_EXTRACTED RECORDS:_
------------------------------------------------------------------------
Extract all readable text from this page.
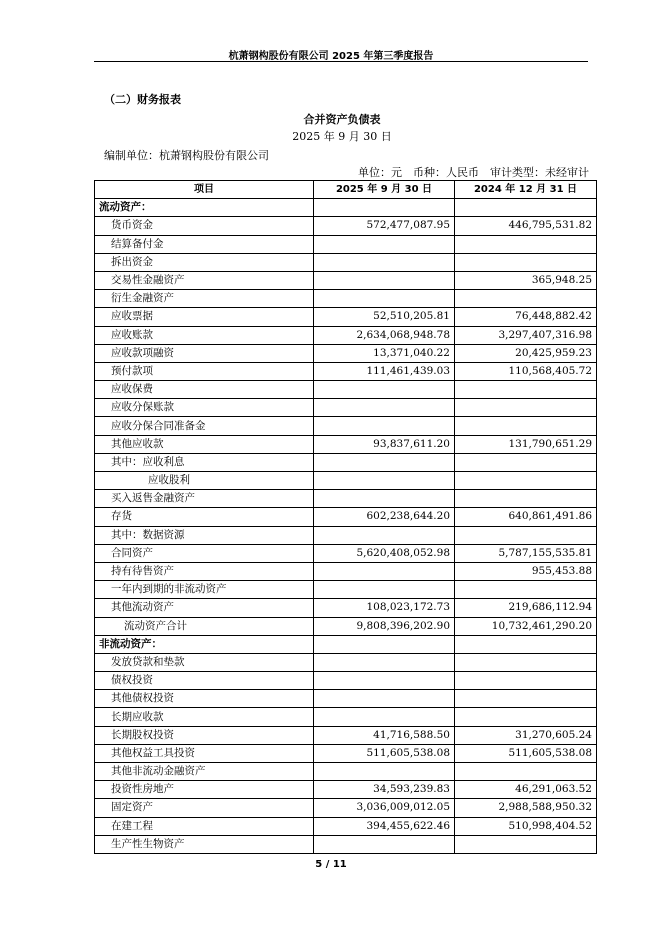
杭萧钢构股份有限公司 2025 年第三季度报告
（二）财务报表
合并资产负债表
2025 年 9 月 30 日
编制单位：杭萧钢构股份有限公司
单位：元　币种：人民币　审计类型：未经审计
项目	2025 年 9 月 30 日	2024 年 12 月 31 日
流动资产：		
货币资金	572,477,087.95	446,795,531.82
结算备付金		
拆出资金		
交易性金融资产		365,948.25
衍生金融资产		
应收票据	52,510,205.81	76,448,882.42
应收账款	2,634,068,948.78	3,297,407,316.98
应收款项融资	13,371,040.22	20,425,959.23
预付款项	111,461,439.03	110,568,405.72
应收保费		
应收分保账款		
应收分保合同准备金		
其他应收款	93,837,611.20	131,790,651.29
其中：应收利息		
应收股利		
买入返售金融资产		
存货	602,238,644.20	640,861,491.86
其中：数据资源		
合同资产	5,620,408,052.98	5,787,155,535.81
持有待售资产		955,453.88
一年内到期的非流动资产		
其他流动资产	108,023,172.73	219,686,112.94
流动资产合计	9,808,396,202.90	10,732,461,290.20
非流动资产：		
发放贷款和垫款		
债权投资		
其他债权投资		
长期应收款		
长期股权投资	41,716,588.50	31,270,605.24
其他权益工具投资	511,605,538.08	511,605,538.08
其他非流动金融资产		
投资性房地产	34,593,239.83	46,291,063.52
固定资产	3,036,009,012.05	2,988,588,950.32
在建工程	394,455,622.46	510,998,404.52
生产性生物资产		
5 / 11
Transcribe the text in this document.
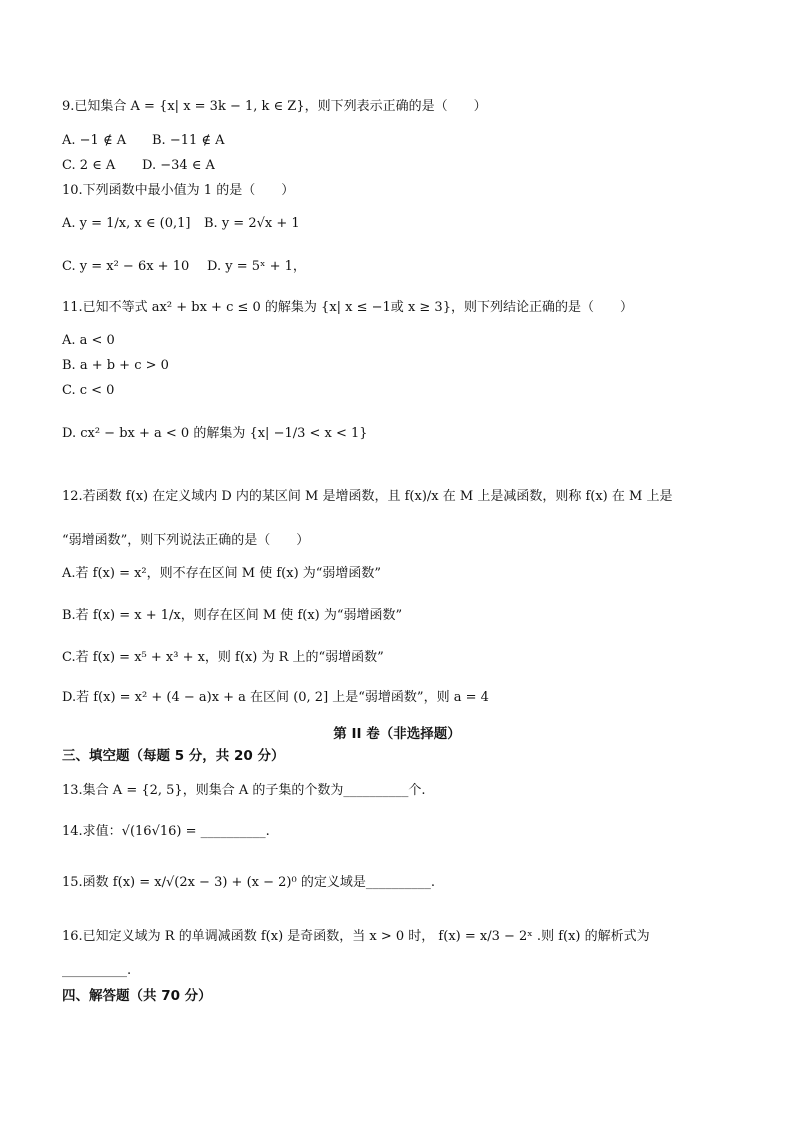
9.已知集合 A = {x| x = 3k − 1, k ∈ Z}，则下列表示正确的是（　　）
A. −1 ∉ A B. −11 ∉ A
C. 2 ∈ A D. −34 ∈ A
10.下列函数中最小值为 1 的是（　　）
A. y = 1/x, x ∈ (0,1] B. y = 2√x + 1
C. y = x² − 6x + 10 D. y = 5ˣ + 1，
11.已知不等式 ax² + bx + c ≤ 0 的解集为 {x| x ≤ −1或 x ≥ 3}，则下列结论正确的是（　　）
A. a < 0
B. a + b + c > 0
C. c < 0
D. cx² − bx + a < 0 的解集为 {x| −1/3 < x < 1}
12.若函数 f(x) 在定义域内 D 内的某区间 M 是增函数，且 f(x)/x 在 M 上是减函数，则称 f(x) 在 M 上是
“弱增函数”，则下列说法正确的是（　　）
A.若 f(x) = x²，则不存在区间 M 使 f(x) 为“弱增函数”
B.若 f(x) = x + 1/x，则存在区间 M 使 f(x) 为“弱增函数”
C.若 f(x) = x⁵ + x³ + x，则 f(x) 为 R 上的“弱增函数”
D.若 f(x) = x² + (4 − a)x + a 在区间 (0, 2] 上是“弱增函数”，则 a = 4
第 II 卷（非选择题）
三、填空题（每题 5 分，共 20 分）
13.集合 A = {2, 5}，则集合 A 的子集的个数为__________个.
14.求值：√(16√16) = __________.
15.函数 f(x) = x/√(2x − 3) + (x − 2)⁰ 的定义域是__________.
16.已知定义域为 R 的单调减函数 f(x) 是奇函数，当 x > 0 时， f(x) = x/3 − 2ˣ .则 f(x) 的解析式为
__________.
四、解答题（共 70 分）
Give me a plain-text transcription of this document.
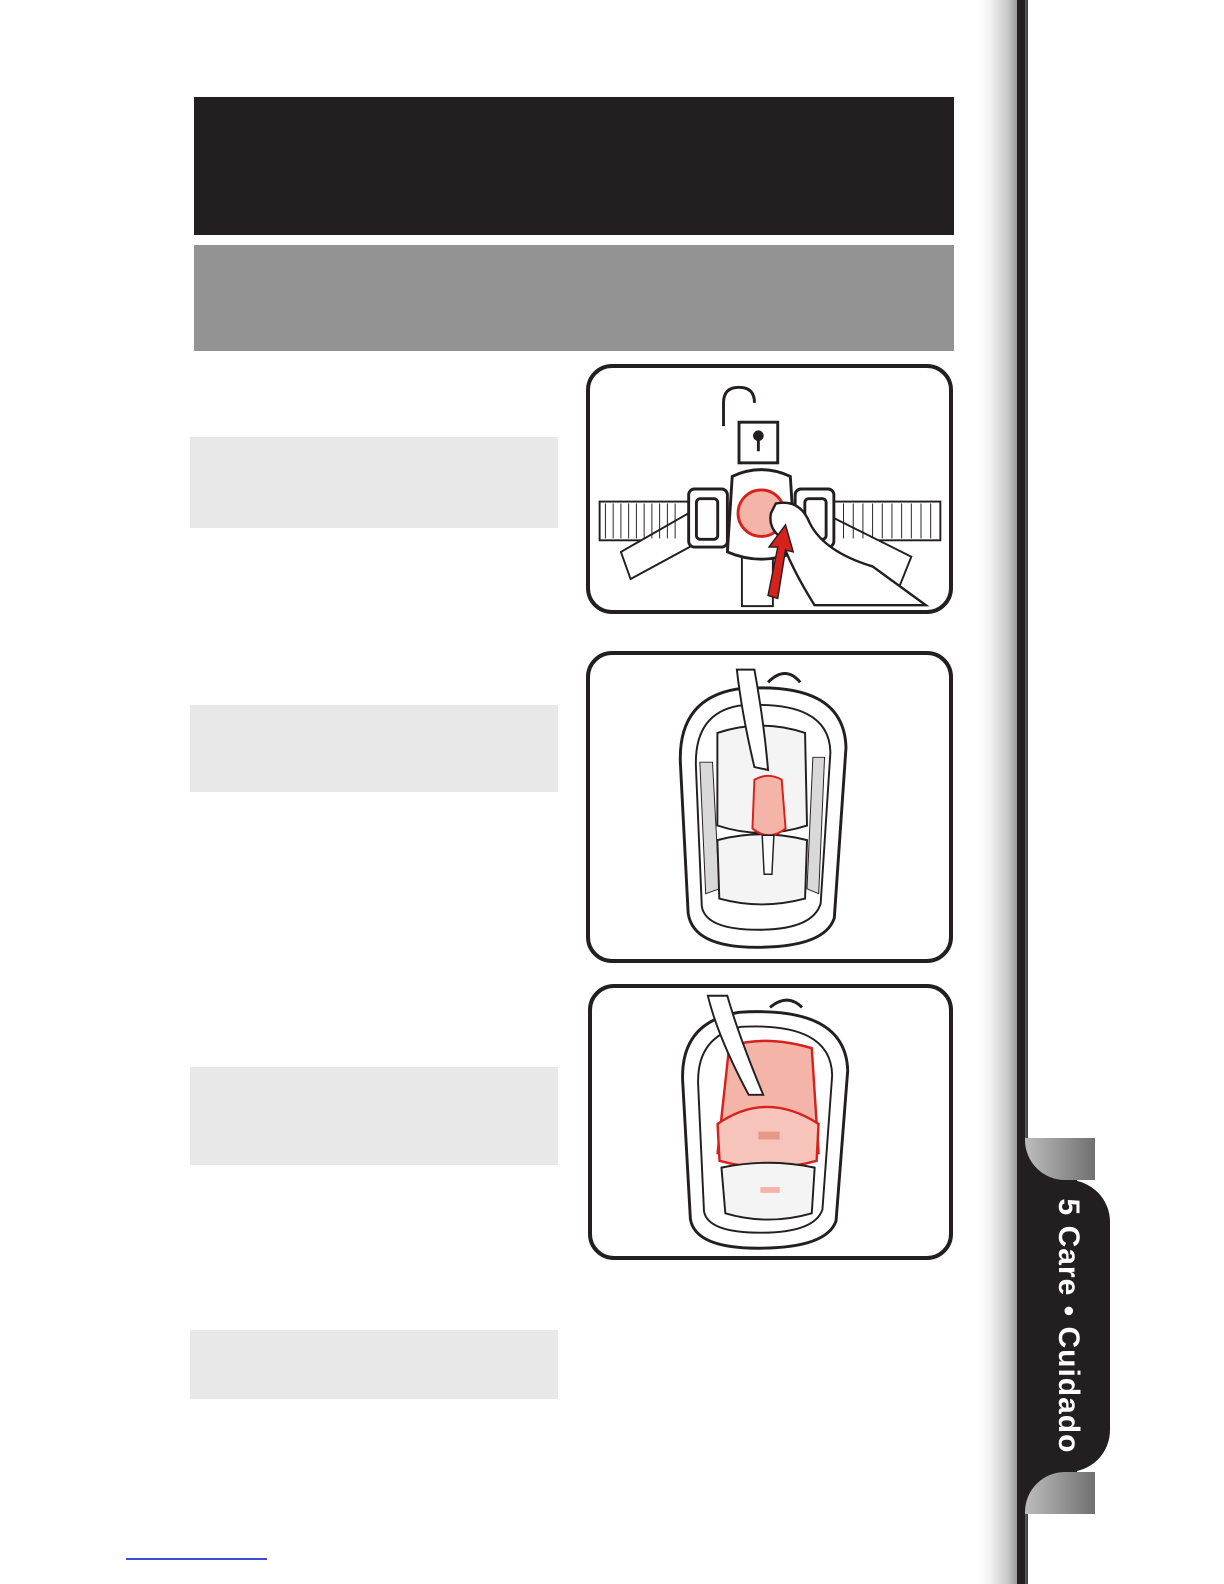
5 Care • Cuidado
------------------------------------------------------------------------
_AIM OF THE TASK:_ Images in the data above are to be skipped. Retype all other material exactly.

_RESPONSE TO THIS TASK:_
Extract all readable text from this page.
杭萧钢构股份有限公司 2025 年第三季度报告
（二）财务报表
合并资产负债表
2025 年 9 月 30 日
编制单位：杭萧钢构股份有限公司
单位：元　币种：人民币　审计类型：未经审计
项目	2025 年 9 月 30 日	2024 年 12 月 31 日
流动资产：		
货币资金	572,477,087.95	446,795,531.82
结算备付金		
拆出资金		
交易性金融资产		365,948.25
衍生金融资产		
应收票据	52,510,205.81	76,448,882.42
应收账款	2,634,068,948.78	3,297,407,316.98
应收款项融资	13,371,040.22	20,425,959.23
预付款项	111,461,439.03	110,568,405.72
应收保费		
应收分保账款		
应收分保合同准备金		
其他应收款	93,837,611.20	131,790,651.29
其中：应收利息		
应收股利		
买入返售金融资产		
存货	602,238,644.20	640,861,491.86
其中：数据资源		
合同资产	5,620,408,052.98	5,787,155,535.81
持有待售资产		955,453.88
一年内到期的非流动资产		
其他流动资产	108,023,172.73	219,686,112.94
流动资产合计	9,808,396,202.90	10,732,461,290.20
非流动资产：		
发放贷款和垫款		
债权投资		
其他债权投资		
长期应收款		
长期股权投资	41,716,588.50	31,270,605.24
其他权益工具投资	511,605,538.08	511,605,538.08
其他非流动金融资产		
投资性房地产	34,593,239.83	46,291,063.52
固定资产	3,036,009,012.05	2,988,588,950.32
在建工程	394,455,622.46	510,998,404.52
生产性生物资产		
5 / 11
Transcribe the text in this document.
9.已知集合 A = {x| x = 3k − 1, k ∈ Z}，则下列表示正确的是（　　）
A. −1 ∉ A B. −11 ∉ A
C. 2 ∈ A D. −34 ∈ A
10.下列函数中最小值为 1 的是（　　）
A. y = 1/x, x ∈ (0,1] B. y = 2√x + 1
C. y = x² − 6x + 10 D. y = 5ˣ + 1，
11.已知不等式 ax² + bx + c ≤ 0 的解集为 {x| x ≤ −1或 x ≥ 3}，则下列结论正确的是（　　）
A. a < 0
B. a + b + c > 0
C. c < 0
D. cx² − bx + a < 0 的解集为 {x| −1/3 < x < 1}
12.若函数 f(x) 在定义域内 D 内的某区间 M 是增函数，且 f(x)/x 在 M 上是减函数，则称 f(x) 在 M 上是
“弱增函数”，则下列说法正确的是（　　）
A.若 f(x) = x²，则不存在区间 M 使 f(x) 为“弱增函数”
B.若 f(x) = x + 1/x，则存在区间 M 使 f(x) 为“弱增函数”
C.若 f(x) = x⁵ + x³ + x，则 f(x) 为 R 上的“弱增函数”
D.若 f(x) = x² + (4 − a)x + a 在区间 (0, 2] 上是“弱增函数”，则 a = 4
第 II 卷（非选择题）
三、填空题（每题 5 分，共 20 分）
13.集合 A = {2, 5}，则集合 A 的子集的个数为__________个.
14.求值：√(16√16) = __________.
15.函数 f(x) = x/√(2x − 3) + (x − 2)⁰ 的定义域是__________.
16.已知定义域为 R 的单调减函数 f(x) 是奇函数，当 x > 0 时， f(x) = x/3 − 2ˣ .则 f(x) 的解析式为
__________.
四、解答题（共 70 分）
Give me a plain-text transcription of this document.
5 Care • Cuidado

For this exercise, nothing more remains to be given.